───── Sunulan metin

Dindar Psikolog Ve Psikolojik Yardım Meselesi

“Psikoloğun dindarlığı” ve
“psikolojik yardım” ilişkisini ele almaya çalışacağım bu yazıda, öncelikle
anahtar kavramları tanımlamamızda fayda var diye düşünüyorum. Zira böyle
olmadığında, anlatmaya ve anlamaya çalışan(yani siz ve ben) arasında ciddi bir
iletişim sorunu doğabilir.

 

Öncelikle “psikolog”
kelimesiyle başlayalım. 
Psikolog kelimesiyle bu yazıdaki kastım, psikoloji, psikolojik danışmanlık,
psikiyatri gibi bölümlerden mezun olup profesyonel psikolojik yardım hizmeti
sunan kişidir. 
Psikolog kelimesinin bu yazıya has anlam açılımının sebebi, günlük hayatta,
insanların zihinlerindeki genel algıdır. Zira pek çok insanın, psikiyatrist ve
psikolojik danışman gibi uzmanları da psikolog diye algıladıklarını ve ifade
ettiklerini bilmekteyim. Dolayısıyla bu yazıda siz, psikologkelimesi
yerine “psikolojik yardım uzmanı”nı da rahatlıkla koyabilirsiniz.

 

Dindar kelimesi Türk Dil
Kurumu sözlüğünde “din inancı güçlü, din kurallarına bağlı(kimse), mütedeyyin”
karşılığını almaktadır. Dindar psikolog ifadesinin bu yazıdaki kullanımı da,
dindar kelimesinin sözlük anlamına paralel bir şekilde, “hayatına dini temeller
doğrultusunda şekil vermeye çalışan psikolojik yardım uzmanı” şeklinde
olacaktır.

 

Psikolojik yardım ise
özetle, psikolojik yardım konusunda uzman olan birinin(ya da birilerinin)
psikolojik yardım arayan insanlara sunduğu profesyonel bir yardımdır.
Psikolojik yardım ile ilgili ayrıntılı okuma için 
psikolojik yardım (http://yusufbayalan.com/psikolojik-yardim/)
linkine tıklayabilirsiniz.

 

Dördüncü kelimemiz olan
“mesele / sorun” ise sözlükte, “düşünülüp çözümlenmesi, bir sonuca bağlanması
gereken durum, problem” olarak tanımlanmaktadır. Burada önemli olan biraz da,
bizim neyi sorun olarak algılayıp algılamadığımızdır.

 

Benim bu yazı ile sorun
haline getirdiğim nokta, psikolojik yardım uzmanlarının dinle ilişkilerinin
psikolojik yardım sürecine etkisidir. Ya da soru şeklinde ifade edersek
“Psikolojik yardım sürecinde dinin yeri nedir?”

──────────
───── Verilen kayıtlar

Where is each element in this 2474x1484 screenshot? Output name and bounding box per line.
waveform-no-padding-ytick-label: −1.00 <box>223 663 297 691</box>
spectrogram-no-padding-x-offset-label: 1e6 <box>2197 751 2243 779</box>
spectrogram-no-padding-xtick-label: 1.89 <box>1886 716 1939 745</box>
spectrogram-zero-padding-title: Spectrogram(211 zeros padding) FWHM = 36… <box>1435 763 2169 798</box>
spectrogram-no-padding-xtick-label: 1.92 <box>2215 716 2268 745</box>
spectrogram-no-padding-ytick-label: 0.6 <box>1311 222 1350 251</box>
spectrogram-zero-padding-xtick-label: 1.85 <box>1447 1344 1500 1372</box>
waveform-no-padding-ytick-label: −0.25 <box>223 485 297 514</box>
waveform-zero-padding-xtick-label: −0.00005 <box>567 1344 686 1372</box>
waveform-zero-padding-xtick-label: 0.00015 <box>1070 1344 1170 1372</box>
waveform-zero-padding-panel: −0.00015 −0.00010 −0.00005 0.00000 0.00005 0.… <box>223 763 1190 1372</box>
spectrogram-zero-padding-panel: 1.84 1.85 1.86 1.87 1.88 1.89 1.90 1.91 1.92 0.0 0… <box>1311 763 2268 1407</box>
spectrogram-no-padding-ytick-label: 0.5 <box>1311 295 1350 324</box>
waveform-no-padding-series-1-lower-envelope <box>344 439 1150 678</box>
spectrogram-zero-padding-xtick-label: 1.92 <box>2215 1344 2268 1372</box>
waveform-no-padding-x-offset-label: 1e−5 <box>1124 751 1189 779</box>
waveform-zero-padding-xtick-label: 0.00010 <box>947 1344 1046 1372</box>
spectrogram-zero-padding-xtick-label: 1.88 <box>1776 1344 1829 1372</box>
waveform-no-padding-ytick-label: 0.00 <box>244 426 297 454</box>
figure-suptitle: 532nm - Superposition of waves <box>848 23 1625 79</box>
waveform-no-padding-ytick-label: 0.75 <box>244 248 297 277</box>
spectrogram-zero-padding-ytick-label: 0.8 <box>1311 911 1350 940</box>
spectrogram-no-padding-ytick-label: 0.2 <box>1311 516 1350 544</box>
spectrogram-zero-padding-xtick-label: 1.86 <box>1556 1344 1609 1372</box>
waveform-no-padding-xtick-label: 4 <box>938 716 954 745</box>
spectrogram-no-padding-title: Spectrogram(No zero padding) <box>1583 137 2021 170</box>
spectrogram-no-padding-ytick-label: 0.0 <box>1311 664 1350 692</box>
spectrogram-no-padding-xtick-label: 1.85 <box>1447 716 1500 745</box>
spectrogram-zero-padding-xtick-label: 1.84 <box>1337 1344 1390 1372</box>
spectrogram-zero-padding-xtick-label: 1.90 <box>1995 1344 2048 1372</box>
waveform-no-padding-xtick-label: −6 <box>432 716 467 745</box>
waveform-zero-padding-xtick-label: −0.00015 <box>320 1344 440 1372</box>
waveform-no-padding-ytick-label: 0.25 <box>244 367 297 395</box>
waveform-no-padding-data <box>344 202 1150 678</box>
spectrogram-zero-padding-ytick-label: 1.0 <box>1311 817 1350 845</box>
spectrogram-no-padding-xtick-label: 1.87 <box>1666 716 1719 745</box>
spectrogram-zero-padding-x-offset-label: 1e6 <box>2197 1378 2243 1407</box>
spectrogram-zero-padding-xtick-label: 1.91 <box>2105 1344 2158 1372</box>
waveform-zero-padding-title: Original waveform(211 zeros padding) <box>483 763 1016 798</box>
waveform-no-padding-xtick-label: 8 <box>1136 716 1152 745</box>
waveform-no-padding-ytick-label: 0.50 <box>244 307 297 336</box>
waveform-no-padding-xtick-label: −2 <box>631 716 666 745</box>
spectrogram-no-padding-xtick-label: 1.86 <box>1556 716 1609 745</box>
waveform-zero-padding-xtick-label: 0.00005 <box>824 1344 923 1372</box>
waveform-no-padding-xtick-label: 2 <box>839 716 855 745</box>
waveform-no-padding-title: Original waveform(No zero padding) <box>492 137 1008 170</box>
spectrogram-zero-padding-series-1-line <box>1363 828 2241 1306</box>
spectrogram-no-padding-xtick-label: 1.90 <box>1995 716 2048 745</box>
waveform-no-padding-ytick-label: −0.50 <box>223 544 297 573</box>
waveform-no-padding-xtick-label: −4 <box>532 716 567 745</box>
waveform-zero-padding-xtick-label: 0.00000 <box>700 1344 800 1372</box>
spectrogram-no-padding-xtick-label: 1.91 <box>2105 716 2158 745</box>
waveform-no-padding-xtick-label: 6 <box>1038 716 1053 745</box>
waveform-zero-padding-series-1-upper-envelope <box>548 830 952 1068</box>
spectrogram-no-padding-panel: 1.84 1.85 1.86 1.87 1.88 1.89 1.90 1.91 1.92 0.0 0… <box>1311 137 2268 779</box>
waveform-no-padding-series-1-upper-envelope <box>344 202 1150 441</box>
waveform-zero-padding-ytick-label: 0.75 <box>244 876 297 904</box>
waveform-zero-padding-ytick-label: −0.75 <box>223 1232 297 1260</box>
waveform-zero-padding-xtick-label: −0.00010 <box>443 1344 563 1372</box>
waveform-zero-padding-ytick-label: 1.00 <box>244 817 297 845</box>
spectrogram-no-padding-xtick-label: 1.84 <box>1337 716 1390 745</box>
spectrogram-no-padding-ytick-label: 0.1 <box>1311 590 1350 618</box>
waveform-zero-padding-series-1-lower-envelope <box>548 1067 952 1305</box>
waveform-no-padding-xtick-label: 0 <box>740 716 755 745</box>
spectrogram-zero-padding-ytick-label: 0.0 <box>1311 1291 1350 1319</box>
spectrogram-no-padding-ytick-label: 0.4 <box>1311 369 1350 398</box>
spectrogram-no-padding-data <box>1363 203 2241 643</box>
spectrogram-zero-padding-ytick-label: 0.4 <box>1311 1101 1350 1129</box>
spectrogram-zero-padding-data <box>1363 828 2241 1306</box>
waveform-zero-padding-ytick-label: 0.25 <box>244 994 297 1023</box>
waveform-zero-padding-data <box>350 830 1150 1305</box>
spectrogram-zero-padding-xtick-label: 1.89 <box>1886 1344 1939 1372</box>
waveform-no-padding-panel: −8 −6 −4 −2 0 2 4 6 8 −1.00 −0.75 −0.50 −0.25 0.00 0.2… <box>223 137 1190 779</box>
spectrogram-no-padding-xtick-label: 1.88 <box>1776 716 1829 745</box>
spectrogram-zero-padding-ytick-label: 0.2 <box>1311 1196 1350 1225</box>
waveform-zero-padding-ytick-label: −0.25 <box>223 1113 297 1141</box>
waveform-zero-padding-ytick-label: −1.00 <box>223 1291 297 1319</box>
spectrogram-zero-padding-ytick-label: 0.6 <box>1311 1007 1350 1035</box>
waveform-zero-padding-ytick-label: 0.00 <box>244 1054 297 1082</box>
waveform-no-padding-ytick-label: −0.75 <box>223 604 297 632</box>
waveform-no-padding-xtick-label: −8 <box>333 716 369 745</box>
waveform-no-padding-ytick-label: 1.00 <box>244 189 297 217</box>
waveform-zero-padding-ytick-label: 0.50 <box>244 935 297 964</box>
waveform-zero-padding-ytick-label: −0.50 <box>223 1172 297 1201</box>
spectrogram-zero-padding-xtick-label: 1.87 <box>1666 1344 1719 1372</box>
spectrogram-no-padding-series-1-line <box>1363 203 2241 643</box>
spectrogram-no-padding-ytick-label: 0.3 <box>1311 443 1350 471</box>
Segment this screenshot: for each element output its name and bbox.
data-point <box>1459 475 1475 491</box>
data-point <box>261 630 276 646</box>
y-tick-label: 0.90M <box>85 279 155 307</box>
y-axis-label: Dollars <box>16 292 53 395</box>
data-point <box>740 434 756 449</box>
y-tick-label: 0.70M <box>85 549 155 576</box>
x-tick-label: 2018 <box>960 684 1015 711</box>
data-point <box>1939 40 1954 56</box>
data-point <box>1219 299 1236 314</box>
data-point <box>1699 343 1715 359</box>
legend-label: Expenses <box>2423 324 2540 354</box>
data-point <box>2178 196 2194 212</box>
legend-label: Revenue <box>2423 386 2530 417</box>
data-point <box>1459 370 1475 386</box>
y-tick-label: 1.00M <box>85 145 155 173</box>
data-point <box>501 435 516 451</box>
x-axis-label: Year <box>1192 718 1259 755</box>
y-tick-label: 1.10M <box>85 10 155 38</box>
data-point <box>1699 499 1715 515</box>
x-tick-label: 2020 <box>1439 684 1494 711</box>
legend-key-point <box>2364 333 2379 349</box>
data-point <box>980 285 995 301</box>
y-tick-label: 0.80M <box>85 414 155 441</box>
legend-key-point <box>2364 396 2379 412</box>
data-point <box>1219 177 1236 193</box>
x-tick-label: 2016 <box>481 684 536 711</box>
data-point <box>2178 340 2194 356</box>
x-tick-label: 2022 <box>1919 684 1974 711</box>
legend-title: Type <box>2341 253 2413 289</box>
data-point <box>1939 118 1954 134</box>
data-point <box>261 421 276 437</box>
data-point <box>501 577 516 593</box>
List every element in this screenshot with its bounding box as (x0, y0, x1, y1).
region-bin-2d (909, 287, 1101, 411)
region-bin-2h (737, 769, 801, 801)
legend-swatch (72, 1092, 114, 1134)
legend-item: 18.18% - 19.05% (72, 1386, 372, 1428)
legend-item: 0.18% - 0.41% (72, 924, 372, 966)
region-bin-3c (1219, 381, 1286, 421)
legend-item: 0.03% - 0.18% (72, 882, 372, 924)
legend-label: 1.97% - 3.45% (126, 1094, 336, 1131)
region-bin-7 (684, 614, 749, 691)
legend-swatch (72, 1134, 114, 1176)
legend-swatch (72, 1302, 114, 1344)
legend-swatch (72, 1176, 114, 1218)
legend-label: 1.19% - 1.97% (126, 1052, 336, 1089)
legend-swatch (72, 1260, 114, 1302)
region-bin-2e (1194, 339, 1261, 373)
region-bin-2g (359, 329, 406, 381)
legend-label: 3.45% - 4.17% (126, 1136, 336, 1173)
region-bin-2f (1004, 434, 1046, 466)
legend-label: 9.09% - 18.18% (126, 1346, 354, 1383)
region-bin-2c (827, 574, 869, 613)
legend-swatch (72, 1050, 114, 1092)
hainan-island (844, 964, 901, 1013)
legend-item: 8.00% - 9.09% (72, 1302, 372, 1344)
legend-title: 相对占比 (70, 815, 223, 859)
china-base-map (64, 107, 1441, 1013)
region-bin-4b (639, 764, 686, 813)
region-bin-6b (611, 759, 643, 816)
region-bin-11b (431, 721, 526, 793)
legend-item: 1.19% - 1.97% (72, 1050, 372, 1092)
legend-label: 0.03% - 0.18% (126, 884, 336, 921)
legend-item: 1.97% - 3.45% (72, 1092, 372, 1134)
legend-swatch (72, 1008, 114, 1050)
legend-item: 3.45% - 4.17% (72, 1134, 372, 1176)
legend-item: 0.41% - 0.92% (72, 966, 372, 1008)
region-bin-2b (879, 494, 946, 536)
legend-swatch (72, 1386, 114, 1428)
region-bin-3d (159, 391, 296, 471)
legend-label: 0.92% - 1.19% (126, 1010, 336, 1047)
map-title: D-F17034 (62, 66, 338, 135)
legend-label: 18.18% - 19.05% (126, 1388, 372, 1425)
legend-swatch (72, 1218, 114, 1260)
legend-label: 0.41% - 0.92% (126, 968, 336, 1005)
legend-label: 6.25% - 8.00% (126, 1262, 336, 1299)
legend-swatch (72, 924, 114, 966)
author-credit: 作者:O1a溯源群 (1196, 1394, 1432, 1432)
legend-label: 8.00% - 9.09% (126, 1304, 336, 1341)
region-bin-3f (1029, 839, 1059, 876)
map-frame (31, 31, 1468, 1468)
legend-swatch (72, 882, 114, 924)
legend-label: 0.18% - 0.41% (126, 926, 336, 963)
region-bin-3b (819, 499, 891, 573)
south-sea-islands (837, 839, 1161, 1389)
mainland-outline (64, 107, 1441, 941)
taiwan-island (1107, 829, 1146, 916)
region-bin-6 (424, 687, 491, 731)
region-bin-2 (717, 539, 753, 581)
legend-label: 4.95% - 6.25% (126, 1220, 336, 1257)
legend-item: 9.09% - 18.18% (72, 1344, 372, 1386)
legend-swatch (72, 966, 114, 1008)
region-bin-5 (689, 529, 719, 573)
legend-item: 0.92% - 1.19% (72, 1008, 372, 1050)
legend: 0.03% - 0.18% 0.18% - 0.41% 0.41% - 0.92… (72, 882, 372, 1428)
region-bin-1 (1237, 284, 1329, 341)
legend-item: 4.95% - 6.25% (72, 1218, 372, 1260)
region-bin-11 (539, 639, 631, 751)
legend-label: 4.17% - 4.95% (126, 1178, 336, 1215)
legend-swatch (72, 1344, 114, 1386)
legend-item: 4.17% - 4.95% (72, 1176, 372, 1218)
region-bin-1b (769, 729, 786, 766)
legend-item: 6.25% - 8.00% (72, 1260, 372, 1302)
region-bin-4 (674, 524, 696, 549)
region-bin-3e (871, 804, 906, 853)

──────────

**Yazılı görevler:**
- A) Sunulan metinden "Dördüncü kelimemiz olan" ile başlayıp "olarak algılayıp algılamadığımızdır." ile biten kısmı aynen tekrar edin.
- B) Sunulan metinde "psikolog" kelimesine neden yazıya özgü geniş bir anlam verildiğini bir ile üç cümle arasında açıklayın.

**Alıştırma yanıtları:**
- A)
Dördüncü kelimemiz olan
“mesele / sorun” ise sözlükte, “düşünülüp çözümlenmesi, bir sonuca bağlanması
gereken durum, problem” olarak tanımlanmaktadır. Burada önemli olan biraz da,
bizim neyi sorun olarak algılayıp algılamadığımızdır.

- B) Bunun sebebi, günlük hayatta insanların zihnindeki genel algıdır. Pek çok insan psikiyatrist ve psikolojik danışman gibi uzmanları da psikolog olarak algılar ve öyle ifade eder. Bu yüzden yazıda "psikolog" yerine "psikolojik yardım uzmanı" da konabilir.